Please print the data that follows, keeping every line exact.

********

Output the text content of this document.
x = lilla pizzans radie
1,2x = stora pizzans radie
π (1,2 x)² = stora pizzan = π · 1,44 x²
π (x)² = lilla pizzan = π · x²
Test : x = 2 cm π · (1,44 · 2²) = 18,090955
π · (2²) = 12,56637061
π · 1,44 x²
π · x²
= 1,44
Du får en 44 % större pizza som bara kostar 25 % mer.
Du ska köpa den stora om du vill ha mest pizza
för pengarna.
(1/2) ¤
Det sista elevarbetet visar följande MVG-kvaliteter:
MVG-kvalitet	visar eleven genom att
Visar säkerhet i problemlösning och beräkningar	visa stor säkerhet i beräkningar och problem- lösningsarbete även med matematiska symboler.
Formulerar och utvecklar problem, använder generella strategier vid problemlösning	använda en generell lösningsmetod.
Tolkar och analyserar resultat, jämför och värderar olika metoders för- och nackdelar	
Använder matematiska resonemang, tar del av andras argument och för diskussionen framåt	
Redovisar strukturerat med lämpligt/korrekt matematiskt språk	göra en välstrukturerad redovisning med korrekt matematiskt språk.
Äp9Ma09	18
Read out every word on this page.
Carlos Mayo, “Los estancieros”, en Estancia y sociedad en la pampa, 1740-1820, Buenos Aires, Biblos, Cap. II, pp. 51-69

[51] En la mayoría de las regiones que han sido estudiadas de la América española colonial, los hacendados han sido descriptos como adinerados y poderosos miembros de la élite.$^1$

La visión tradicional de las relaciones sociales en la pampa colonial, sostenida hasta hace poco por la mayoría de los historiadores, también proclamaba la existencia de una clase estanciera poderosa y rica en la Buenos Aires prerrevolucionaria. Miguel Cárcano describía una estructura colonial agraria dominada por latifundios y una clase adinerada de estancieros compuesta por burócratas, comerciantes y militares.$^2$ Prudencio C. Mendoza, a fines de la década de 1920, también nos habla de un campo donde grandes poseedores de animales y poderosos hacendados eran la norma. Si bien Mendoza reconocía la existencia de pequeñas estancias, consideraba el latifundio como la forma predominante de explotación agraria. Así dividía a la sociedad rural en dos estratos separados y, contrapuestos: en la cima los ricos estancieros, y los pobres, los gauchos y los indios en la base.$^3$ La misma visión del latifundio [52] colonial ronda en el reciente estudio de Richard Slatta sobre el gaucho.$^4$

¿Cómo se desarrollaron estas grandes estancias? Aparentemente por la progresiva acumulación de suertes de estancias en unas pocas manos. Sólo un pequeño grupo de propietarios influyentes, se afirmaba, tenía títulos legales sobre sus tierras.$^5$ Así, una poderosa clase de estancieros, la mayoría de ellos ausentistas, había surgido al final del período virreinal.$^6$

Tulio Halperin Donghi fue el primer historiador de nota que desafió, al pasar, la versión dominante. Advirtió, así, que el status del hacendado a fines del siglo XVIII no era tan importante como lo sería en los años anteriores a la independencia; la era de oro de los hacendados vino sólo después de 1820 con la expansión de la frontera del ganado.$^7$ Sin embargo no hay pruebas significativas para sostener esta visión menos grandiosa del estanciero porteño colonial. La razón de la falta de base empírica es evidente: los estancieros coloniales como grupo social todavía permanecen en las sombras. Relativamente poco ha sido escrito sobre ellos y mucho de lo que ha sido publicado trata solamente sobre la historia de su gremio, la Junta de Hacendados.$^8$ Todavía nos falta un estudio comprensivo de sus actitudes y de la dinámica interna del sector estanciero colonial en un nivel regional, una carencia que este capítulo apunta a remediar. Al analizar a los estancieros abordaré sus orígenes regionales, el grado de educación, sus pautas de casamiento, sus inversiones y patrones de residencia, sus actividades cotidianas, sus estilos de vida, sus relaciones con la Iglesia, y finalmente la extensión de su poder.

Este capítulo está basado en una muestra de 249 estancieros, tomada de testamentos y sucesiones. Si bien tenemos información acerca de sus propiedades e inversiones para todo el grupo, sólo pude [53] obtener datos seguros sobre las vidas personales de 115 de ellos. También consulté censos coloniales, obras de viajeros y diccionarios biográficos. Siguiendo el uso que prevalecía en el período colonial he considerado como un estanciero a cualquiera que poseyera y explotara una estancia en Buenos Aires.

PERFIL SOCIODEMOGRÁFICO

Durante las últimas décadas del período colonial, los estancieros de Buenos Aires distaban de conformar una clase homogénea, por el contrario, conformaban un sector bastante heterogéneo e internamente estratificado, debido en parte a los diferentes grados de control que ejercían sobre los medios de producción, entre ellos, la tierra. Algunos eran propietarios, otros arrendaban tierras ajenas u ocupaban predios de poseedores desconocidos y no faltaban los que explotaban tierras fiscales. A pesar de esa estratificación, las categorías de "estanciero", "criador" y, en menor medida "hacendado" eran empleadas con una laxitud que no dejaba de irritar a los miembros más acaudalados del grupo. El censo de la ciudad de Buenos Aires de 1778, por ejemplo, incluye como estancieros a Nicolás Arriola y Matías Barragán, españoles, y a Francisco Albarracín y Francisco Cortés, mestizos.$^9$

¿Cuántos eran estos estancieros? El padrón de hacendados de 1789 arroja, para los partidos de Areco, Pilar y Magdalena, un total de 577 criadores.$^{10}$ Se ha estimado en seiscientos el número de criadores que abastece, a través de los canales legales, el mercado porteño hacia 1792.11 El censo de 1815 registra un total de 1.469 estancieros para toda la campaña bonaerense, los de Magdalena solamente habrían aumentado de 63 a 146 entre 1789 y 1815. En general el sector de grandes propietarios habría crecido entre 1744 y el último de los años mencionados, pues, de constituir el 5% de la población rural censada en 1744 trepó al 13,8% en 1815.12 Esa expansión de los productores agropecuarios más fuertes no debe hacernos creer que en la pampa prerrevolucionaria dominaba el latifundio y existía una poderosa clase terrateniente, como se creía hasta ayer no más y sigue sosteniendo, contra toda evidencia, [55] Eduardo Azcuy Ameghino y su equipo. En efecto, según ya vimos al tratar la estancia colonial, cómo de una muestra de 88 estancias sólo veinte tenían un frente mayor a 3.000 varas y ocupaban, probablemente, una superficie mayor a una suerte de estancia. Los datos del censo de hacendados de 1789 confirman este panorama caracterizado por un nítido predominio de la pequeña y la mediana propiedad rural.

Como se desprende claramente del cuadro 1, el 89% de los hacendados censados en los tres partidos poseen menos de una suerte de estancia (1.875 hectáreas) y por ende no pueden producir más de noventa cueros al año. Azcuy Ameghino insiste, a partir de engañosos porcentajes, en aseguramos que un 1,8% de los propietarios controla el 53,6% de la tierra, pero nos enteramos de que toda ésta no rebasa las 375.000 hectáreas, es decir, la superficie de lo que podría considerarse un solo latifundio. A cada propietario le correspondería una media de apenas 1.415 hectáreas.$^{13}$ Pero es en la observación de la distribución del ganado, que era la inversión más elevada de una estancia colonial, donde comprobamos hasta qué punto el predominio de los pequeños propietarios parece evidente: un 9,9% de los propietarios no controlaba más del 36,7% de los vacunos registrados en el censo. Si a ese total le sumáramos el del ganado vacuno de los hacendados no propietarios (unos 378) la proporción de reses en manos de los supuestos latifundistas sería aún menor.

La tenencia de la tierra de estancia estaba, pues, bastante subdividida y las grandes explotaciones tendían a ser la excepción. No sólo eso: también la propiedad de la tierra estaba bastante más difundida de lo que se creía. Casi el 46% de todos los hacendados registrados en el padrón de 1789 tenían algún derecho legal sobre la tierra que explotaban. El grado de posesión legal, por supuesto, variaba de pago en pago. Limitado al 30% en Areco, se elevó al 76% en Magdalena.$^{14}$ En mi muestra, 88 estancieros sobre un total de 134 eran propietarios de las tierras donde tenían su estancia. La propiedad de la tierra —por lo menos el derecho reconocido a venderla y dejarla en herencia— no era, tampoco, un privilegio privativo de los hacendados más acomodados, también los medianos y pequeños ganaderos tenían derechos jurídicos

********

▶ [YOUR RESPONSE]
Output the text content of this document.
x = lilla pizzans radie
1,2x = stora pizzans radie
π (1,2 x)² = stora pizzan = π · 1,44 x²
π (x)² = lilla pizzan = π · x²
Test : x = 2 cm π · (1,44 · 2²) = 18,090955
π · (2²) = 12,56637061
π · 1,44 x²
π · x²
= 1,44
Du får en 44 % större pizza som bara kostar 25 % mer.
Du ska köpa den stora om du vill ha mest pizza
för pengarna.
(1/2) ¤
Det sista elevarbetet visar följande MVG-kvaliteter:
MVG-kvalitet	visar eleven genom att
Visar säkerhet i problemlösning och beräkningar	visa stor säkerhet i beräkningar och problem- lösningsarbete även med matematiska symboler.
Formulerar och utvecklar problem, använder generella strategier vid problemlösning	använda en generell lösningsmetod.
Tolkar och analyserar resultat, jämför och värderar olika metoders för- och nackdelar	
Använder matematiska resonemang, tar del av andras argument och för diskussionen framåt	
Redovisar strukturerat med lämpligt/korrekt matematiskt språk	göra en välstrukturerad redovisning med korrekt matematiskt språk.
Äp9Ma09	18
Read out every word on this page.
Carlos Mayo, “Los estancieros”, en Estancia y sociedad en la pampa, 1740-1820, Buenos Aires, Biblos, Cap. II, pp. 51-69

[51] En la mayoría de las regiones que han sido estudiadas de la América española colonial, los hacendados han sido descriptos como adinerados y poderosos miembros de la élite.$^1$

La visión tradicional de las relaciones sociales en la pampa colonial, sostenida hasta hace poco por la mayoría de los historiadores, también proclamaba la existencia de una clase estanciera poderosa y rica en la Buenos Aires prerrevolucionaria. Miguel Cárcano describía una estructura colonial agraria dominada por latifundios y una clase adinerada de estancieros compuesta por burócratas, comerciantes y militares.$^2$ Prudencio C. Mendoza, a fines de la década de 1920, también nos habla de un campo donde grandes poseedores de animales y poderosos hacendados eran la norma. Si bien Mendoza reconocía la existencia de pequeñas estancias, consideraba el latifundio como la forma predominante de explotación agraria. Así dividía a la sociedad rural en dos estratos separados y, contrapuestos: en la cima los ricos estancieros, y los pobres, los gauchos y los indios en la base.$^3$ La misma visión del latifundio [52] colonial ronda en el reciente estudio de Richard Slatta sobre el gaucho.$^4$

¿Cómo se desarrollaron estas grandes estancias? Aparentemente por la progresiva acumulación de suertes de estancias en unas pocas manos. Sólo un pequeño grupo de propietarios influyentes, se afirmaba, tenía títulos legales sobre sus tierras.$^5$ Así, una poderosa clase de estancieros, la mayoría de ellos ausentistas, había surgido al final del período virreinal.$^6$

Tulio Halperin Donghi fue el primer historiador de nota que desafió, al pasar, la versión dominante. Advirtió, así, que el status del hacendado a fines del siglo XVIII no era tan importante como lo sería en los años anteriores a la independencia; la era de oro de los hacendados vino sólo después de 1820 con la expansión de la frontera del ganado.$^7$ Sin embargo no hay pruebas significativas para sostener esta visión menos grandiosa del estanciero porteño colonial. La razón de la falta de base empírica es evidente: los estancieros coloniales como grupo social todavía permanecen en las sombras. Relativamente poco ha sido escrito sobre ellos y mucho de lo que ha sido publicado trata solamente sobre la historia de su gremio, la Junta de Hacendados.$^8$ Todavía nos falta un estudio comprensivo de sus actitudes y de la dinámica interna del sector estanciero colonial en un nivel regional, una carencia que este capítulo apunta a remediar. Al analizar a los estancieros abordaré sus orígenes regionales, el grado de educación, sus pautas de casamiento, sus inversiones y patrones de residencia, sus actividades cotidianas, sus estilos de vida, sus relaciones con la Iglesia, y finalmente la extensión de su poder.

Este capítulo está basado en una muestra de 249 estancieros, tomada de testamentos y sucesiones. Si bien tenemos información acerca de sus propiedades e inversiones para todo el grupo, sólo pude [53] obtener datos seguros sobre las vidas personales de 115 de ellos. También consulté censos coloniales, obras de viajeros y diccionarios biográficos. Siguiendo el uso que prevalecía en el período colonial he considerado como un estanciero a cualquiera que poseyera y explotara una estancia en Buenos Aires.

PERFIL SOCIODEMOGRÁFICO

Durante las últimas décadas del período colonial, los estancieros de Buenos Aires distaban de conformar una clase homogénea, por el contrario, conformaban un sector bastante heterogéneo e internamente estratificado, debido en parte a los diferentes grados de control que ejercían sobre los medios de producción, entre ellos, la tierra. Algunos eran propietarios, otros arrendaban tierras ajenas u ocupaban predios de poseedores desconocidos y no faltaban los que explotaban tierras fiscales. A pesar de esa estratificación, las categorías de "estanciero", "criador" y, en menor medida "hacendado" eran empleadas con una laxitud que no dejaba de irritar a los miembros más acaudalados del grupo. El censo de la ciudad de Buenos Aires de 1778, por ejemplo, incluye como estancieros a Nicolás Arriola y Matías Barragán, españoles, y a Francisco Albarracín y Francisco Cortés, mestizos.$^9$

¿Cuántos eran estos estancieros? El padrón de hacendados de 1789 arroja, para los partidos de Areco, Pilar y Magdalena, un total de 577 criadores.$^{10}$ Se ha estimado en seiscientos el número de criadores que abastece, a través de los canales legales, el mercado porteño hacia 1792.11 El censo de 1815 registra un total de 1.469 estancieros para toda la campaña bonaerense, los de Magdalena solamente habrían aumentado de 63 a 146 entre 1789 y 1815. En general el sector de grandes propietarios habría crecido entre 1744 y el último de los años mencionados, pues, de constituir el 5% de la población rural censada en 1744 trepó al 13,8% en 1815.12 Esa expansión de los productores agropecuarios más fuertes no debe hacernos creer que en la pampa prerrevolucionaria dominaba el latifundio y existía una poderosa clase terrateniente, como se creía hasta ayer no más y sigue sosteniendo, contra toda evidencia, [55] Eduardo Azcuy Ameghino y su equipo. En efecto, según ya vimos al tratar la estancia colonial, cómo de una muestra de 88 estancias sólo veinte tenían un frente mayor a 3.000 varas y ocupaban, probablemente, una superficie mayor a una suerte de estancia. Los datos del censo de hacendados de 1789 confirman este panorama caracterizado por un nítido predominio de la pequeña y la mediana propiedad rural.

Como se desprende claramente del cuadro 1, el 89% de los hacendados censados en los tres partidos poseen menos de una suerte de estancia (1.875 hectáreas) y por ende no pueden producir más de noventa cueros al año. Azcuy Ameghino insiste, a partir de engañosos porcentajes, en aseguramos que un 1,8% de los propietarios controla el 53,6% de la tierra, pero nos enteramos de que toda ésta no rebasa las 375.000 hectáreas, es decir, la superficie de lo que podría considerarse un solo latifundio. A cada propietario le correspondería una media de apenas 1.415 hectáreas.$^{13}$ Pero es en la observación de la distribución del ganado, que era la inversión más elevada de una estancia colonial, donde comprobamos hasta qué punto el predominio de los pequeños propietarios parece evidente: un 9,9% de los propietarios no controlaba más del 36,7% de los vacunos registrados en el censo. Si a ese total le sumáramos el del ganado vacuno de los hacendados no propietarios (unos 378) la proporción de reses en manos de los supuestos latifundistas sería aún menor.

La tenencia de la tierra de estancia estaba, pues, bastante subdividida y las grandes explotaciones tendían a ser la excepción. No sólo eso: también la propiedad de la tierra estaba bastante más difundida de lo que se creía. Casi el 46% de todos los hacendados registrados en el padrón de 1789 tenían algún derecho legal sobre la tierra que explotaban. El grado de posesión legal, por supuesto, variaba de pago en pago. Limitado al 30% en Areco, se elevó al 76% en Magdalena.$^{14}$ En mi muestra, 88 estancieros sobre un total de 134 eran propietarios de las tierras donde tenían su estancia. La propiedad de la tierra —por lo menos el derecho reconocido a venderla y dejarla en herencia— no era, tampoco, un privilegio privativo de los hacendados más acomodados, también los medianos y pequeños ganaderos tenían derechos jurídicos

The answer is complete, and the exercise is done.